Items from a figure collection
####################

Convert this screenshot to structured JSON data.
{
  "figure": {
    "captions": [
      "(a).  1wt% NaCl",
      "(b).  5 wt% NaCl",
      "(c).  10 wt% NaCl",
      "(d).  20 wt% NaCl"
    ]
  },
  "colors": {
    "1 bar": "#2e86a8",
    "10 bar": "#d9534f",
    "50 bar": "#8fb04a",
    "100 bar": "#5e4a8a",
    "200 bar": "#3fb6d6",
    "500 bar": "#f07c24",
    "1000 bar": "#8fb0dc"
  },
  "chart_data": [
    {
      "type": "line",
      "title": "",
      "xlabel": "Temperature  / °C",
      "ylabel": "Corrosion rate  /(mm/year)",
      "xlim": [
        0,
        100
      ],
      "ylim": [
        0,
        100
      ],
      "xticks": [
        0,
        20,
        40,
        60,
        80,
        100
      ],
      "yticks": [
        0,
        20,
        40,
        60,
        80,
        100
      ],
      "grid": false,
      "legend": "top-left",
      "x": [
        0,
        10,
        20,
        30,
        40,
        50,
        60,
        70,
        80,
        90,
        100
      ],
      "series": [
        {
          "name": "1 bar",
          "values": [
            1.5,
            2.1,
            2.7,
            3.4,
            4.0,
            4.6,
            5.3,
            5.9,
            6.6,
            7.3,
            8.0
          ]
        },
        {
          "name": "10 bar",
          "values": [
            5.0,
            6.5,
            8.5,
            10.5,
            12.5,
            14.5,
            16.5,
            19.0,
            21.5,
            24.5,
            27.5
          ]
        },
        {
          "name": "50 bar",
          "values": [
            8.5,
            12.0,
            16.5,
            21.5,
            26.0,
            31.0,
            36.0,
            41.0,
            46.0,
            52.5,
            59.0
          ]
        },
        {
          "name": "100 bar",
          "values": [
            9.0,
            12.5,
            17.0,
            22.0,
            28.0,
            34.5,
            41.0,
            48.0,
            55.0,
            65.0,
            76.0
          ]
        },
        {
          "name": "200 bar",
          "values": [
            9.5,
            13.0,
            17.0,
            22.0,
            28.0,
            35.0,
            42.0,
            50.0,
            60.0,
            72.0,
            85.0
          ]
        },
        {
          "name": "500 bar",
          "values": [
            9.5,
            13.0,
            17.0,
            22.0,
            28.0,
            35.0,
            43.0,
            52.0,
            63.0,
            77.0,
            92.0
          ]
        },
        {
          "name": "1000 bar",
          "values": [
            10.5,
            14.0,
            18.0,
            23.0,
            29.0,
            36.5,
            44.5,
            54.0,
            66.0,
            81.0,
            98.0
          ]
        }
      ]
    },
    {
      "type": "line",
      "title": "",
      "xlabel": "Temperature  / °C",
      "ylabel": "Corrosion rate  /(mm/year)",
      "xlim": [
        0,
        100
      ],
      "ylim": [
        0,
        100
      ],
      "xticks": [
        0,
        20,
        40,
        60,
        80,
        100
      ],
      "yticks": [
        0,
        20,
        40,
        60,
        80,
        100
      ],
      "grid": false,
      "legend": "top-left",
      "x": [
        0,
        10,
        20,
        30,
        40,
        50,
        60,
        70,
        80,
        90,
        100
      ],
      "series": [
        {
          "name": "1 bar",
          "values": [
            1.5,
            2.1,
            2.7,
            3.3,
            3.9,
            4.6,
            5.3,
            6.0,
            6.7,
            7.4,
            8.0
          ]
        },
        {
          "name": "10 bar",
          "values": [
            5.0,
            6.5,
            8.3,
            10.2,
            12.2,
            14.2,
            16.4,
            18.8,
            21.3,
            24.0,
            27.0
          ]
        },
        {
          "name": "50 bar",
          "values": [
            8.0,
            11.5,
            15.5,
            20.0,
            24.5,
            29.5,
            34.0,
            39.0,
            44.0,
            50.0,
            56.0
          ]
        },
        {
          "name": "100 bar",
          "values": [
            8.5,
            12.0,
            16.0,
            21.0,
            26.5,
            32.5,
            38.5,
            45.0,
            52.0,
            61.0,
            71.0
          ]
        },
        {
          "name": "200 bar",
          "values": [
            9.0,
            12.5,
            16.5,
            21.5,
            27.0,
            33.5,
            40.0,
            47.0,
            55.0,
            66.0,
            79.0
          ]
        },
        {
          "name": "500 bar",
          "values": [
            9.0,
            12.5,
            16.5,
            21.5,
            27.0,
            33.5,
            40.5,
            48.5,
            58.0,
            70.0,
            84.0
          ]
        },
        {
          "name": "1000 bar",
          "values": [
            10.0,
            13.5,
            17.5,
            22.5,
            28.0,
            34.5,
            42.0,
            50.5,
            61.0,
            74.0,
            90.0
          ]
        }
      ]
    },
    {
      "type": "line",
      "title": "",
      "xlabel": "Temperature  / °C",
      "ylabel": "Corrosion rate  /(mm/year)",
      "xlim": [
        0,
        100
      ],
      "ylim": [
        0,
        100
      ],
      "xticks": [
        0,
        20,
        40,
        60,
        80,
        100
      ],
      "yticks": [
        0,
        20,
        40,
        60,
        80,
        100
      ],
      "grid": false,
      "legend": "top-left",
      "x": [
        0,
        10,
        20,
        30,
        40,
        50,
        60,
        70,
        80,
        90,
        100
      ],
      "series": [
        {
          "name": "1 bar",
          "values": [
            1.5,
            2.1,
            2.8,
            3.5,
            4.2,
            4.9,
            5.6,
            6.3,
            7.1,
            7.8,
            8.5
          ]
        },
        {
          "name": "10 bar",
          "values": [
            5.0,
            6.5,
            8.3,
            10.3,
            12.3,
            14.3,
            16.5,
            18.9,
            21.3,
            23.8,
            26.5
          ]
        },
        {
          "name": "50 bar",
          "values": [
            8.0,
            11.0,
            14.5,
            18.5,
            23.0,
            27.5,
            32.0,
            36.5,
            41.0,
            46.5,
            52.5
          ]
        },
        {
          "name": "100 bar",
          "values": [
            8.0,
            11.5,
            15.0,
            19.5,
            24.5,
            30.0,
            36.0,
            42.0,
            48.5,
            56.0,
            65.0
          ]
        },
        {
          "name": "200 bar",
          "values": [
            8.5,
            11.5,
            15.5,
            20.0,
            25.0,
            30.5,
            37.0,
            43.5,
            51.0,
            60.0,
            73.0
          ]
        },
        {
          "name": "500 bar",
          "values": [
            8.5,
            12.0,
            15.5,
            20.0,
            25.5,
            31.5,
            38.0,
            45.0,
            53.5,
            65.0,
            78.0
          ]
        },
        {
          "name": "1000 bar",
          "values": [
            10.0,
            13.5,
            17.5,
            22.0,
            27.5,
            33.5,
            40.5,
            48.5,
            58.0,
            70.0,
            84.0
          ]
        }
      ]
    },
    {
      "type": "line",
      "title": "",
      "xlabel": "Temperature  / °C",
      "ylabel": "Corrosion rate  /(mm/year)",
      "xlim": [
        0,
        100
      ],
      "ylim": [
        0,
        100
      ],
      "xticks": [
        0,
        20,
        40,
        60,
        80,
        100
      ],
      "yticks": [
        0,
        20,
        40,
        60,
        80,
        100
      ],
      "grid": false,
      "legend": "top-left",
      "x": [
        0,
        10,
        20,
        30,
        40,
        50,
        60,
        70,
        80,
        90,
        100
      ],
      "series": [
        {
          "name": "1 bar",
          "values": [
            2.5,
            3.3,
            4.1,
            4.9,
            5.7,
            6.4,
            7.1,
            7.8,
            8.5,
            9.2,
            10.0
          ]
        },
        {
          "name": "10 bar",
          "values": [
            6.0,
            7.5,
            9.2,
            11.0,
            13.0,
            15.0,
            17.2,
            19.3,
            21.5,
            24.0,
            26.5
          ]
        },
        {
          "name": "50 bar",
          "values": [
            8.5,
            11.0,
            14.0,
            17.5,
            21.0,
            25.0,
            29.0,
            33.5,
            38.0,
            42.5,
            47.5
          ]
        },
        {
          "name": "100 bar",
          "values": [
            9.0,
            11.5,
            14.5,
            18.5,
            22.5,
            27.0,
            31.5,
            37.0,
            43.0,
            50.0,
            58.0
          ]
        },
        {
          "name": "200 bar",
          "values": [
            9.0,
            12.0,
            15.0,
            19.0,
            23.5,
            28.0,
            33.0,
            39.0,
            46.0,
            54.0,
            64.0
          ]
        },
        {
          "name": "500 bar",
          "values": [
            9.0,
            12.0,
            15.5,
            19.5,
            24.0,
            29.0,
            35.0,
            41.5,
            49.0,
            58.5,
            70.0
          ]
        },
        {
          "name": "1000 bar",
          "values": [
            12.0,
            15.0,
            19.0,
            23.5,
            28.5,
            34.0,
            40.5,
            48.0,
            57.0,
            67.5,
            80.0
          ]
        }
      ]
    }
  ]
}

####################

## REQUIREMENT
In the records above, locate every line with the string "NaCl" and copy it.

## TASK RESPONSE
      "(a).  1wt% NaCl",
      "(b).  5 wt% NaCl",
      "(c).  10 wt% NaCl",
      "(d).  20 wt% NaCl"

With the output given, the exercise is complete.